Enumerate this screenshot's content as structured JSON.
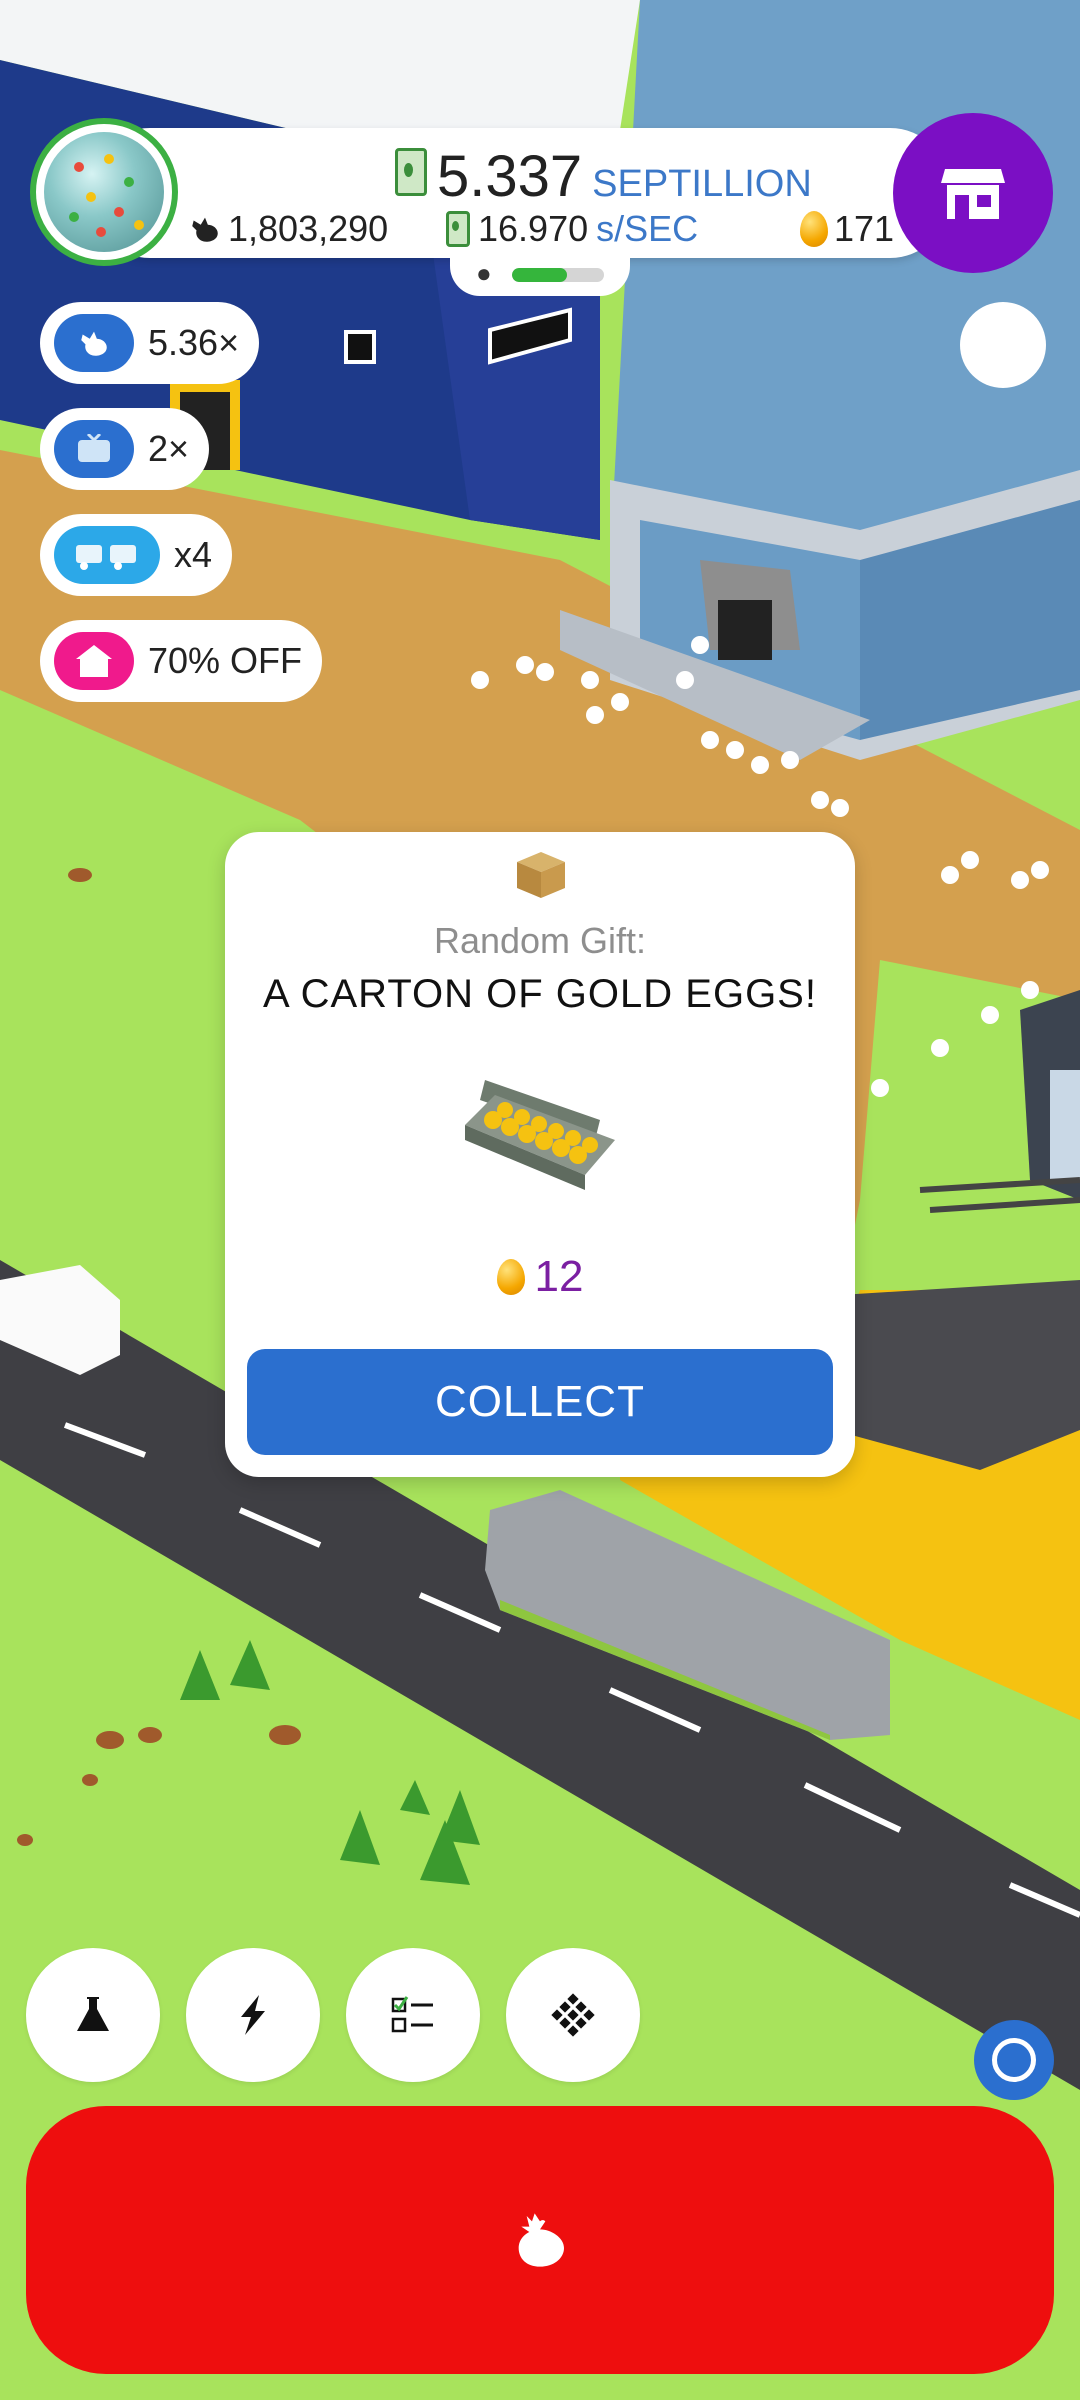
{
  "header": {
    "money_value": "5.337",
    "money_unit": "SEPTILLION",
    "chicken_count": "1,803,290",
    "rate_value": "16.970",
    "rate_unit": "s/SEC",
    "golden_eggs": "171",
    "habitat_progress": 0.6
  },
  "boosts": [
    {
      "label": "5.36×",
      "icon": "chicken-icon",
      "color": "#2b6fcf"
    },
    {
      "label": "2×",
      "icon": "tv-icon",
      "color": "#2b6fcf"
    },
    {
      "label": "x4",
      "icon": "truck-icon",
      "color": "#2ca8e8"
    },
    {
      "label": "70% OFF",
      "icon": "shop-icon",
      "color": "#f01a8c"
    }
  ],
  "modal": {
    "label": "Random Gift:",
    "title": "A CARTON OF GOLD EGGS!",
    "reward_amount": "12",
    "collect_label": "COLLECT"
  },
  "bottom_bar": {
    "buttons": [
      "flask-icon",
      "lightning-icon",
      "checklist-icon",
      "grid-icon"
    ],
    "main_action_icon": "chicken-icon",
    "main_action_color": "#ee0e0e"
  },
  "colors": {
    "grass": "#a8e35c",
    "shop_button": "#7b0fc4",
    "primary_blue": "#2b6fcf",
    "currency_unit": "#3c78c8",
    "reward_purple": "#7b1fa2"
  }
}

_ _ _

What is being asked - Copy the records exactly as they appear, excluding images.

Correct output -
Enumerate this screenshot's content as structured JSON.
{
  "header": {
    "money_value": "5.337",
    "money_unit": "SEPTILLION",
    "chicken_count": "1,803,290",
    "rate_value": "16.970",
    "rate_unit": "s/SEC",
    "golden_eggs": "171",
    "habitat_progress": 0.6
  },
  "boosts": [
    {
      "label": "5.36×",
      "icon": "chicken-icon",
      "color": "#2b6fcf"
    },
    {
      "label": "2×",
      "icon": "tv-icon",
      "color": "#2b6fcf"
    },
    {
      "label": "x4",
      "icon": "truck-icon",
      "color": "#2ca8e8"
    },
    {
      "label": "70% OFF",
      "icon": "shop-icon",
      "color": "#f01a8c"
    }
  ],
  "modal": {
    "label": "Random Gift:",
    "title": "A CARTON OF GOLD EGGS!",
    "reward_amount": "12",
    "collect_label": "COLLECT"
  },
  "bottom_bar": {
    "buttons": [
      "flask-icon",
      "lightning-icon",
      "checklist-icon",
      "grid-icon"
    ],
    "main_action_icon": "chicken-icon",
    "main_action_color": "#ee0e0e"
  },
  "colors": {
    "grass": "#a8e35c",
    "shop_button": "#7b0fc4",
    "primary_blue": "#2b6fcf",
    "currency_unit": "#3c78c8",
    "reward_purple": "#7b1fa2"
  }
}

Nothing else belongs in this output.